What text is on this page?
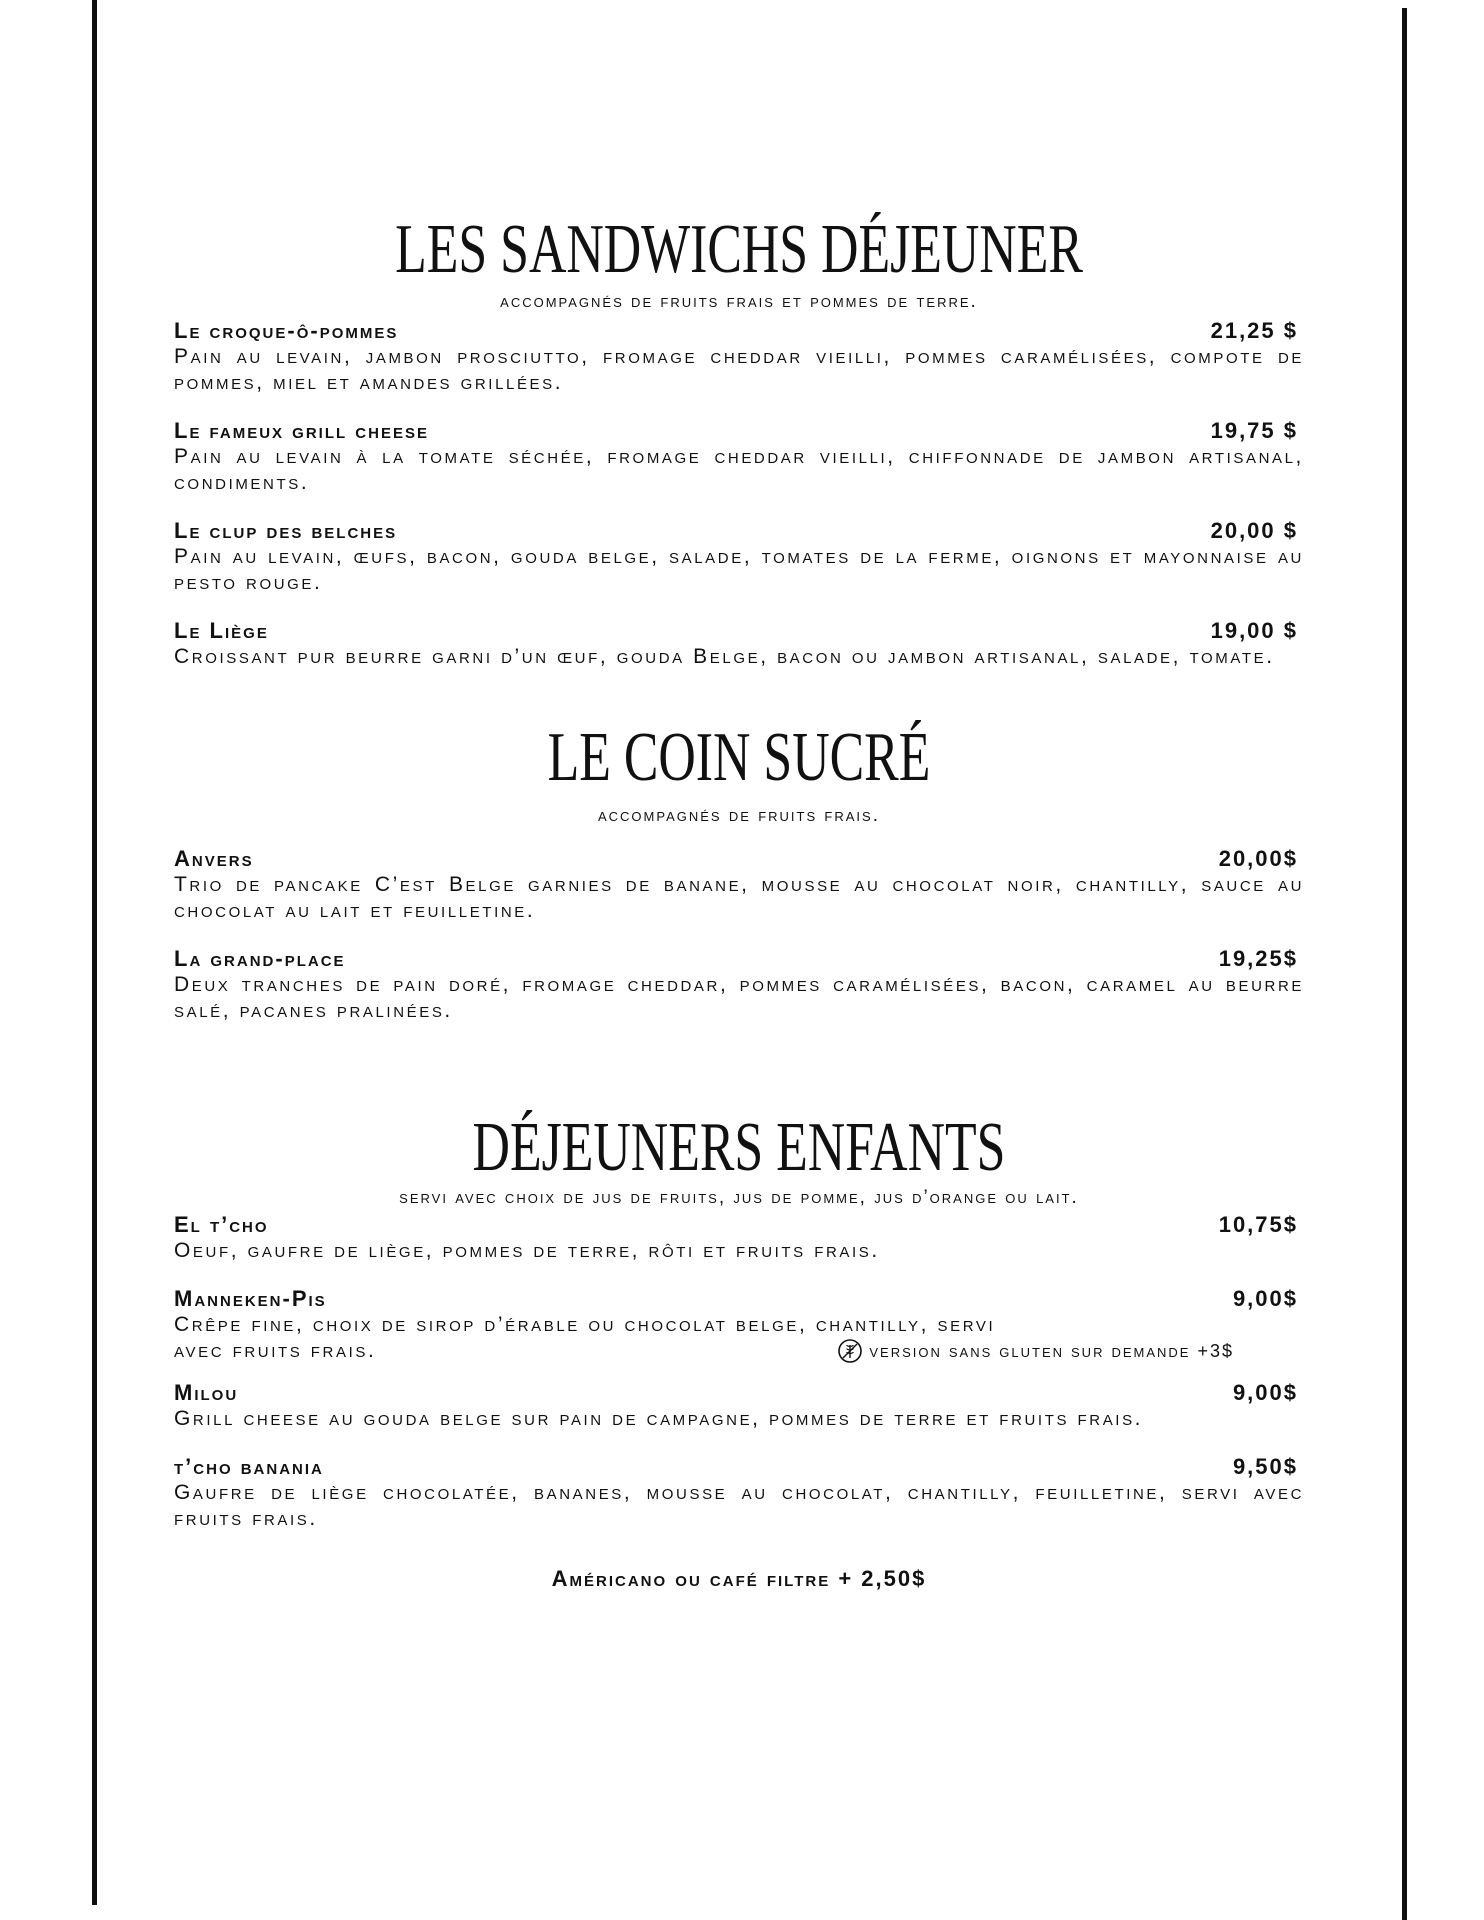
LES SANDWICHS DÉJEUNER

accompagnés de fruits frais et pommes de terre.

Le croque-ô-pommes	21,25 $

Pain au levain, jambon prosciutto, fromage cheddar vieilli, pommes caramélisées, compote de pommes, miel et amandes grillées.

Le fameux grill cheese	19,75 $

Pain au levain à la tomate séchée, fromage cheddar vieilli, chiffonnade de jambon artisanal, condiments.

Le clup des belches	20,00 $

Pain au levain, œufs, bacon, gouda belge, salade, tomates de la ferme, oignons et mayonnaise au pesto rouge.

Le Liège	19,00 $

Croissant pur beurre garni d’un œuf, gouda Belge, bacon ou jambon artisanal, salade, tomate.

LE COIN SUCRÉ

accompagnés de fruits frais.

Anvers	20,00$

Trio de pancake C’est Belge garnies de banane, mousse au chocolat noir, chantilly, sauce au chocolat au lait et feuilletine.

La grand-place	19,25$

Deux tranches de pain doré, fromage cheddar, pommes caramélisées, bacon, caramel au beurre salé, pacanes pralinées.

DÉJEUNERS ENFANTS

servi avec choix de jus de fruits, jus de pomme, jus d’orange ou lait.

El t’cho	10,75$

Oeuf, gaufre de liège, pommes de terre, rôti et fruits frais.

Manneken-Pis	9,00$

Crêpe fine, choix de sirop d’érable ou chocolat belge, chantilly, servi

avec fruits frais.	version sans gluten sur demande +3$
Milou	9,00$

Grill cheese au gouda belge sur pain de campagne, pommes de terre et fruits frais.

t’cho banania	9,50$

Gaufre de liège chocolatée, bananes, mousse au chocolat, chantilly, feuilletine, servi avec fruits frais.

Américano ou café filtre + 2,50$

==============================

• **SET EXERCISE**
Report only how many lines in the entries contain "salade".

• **TASK RESULT**
2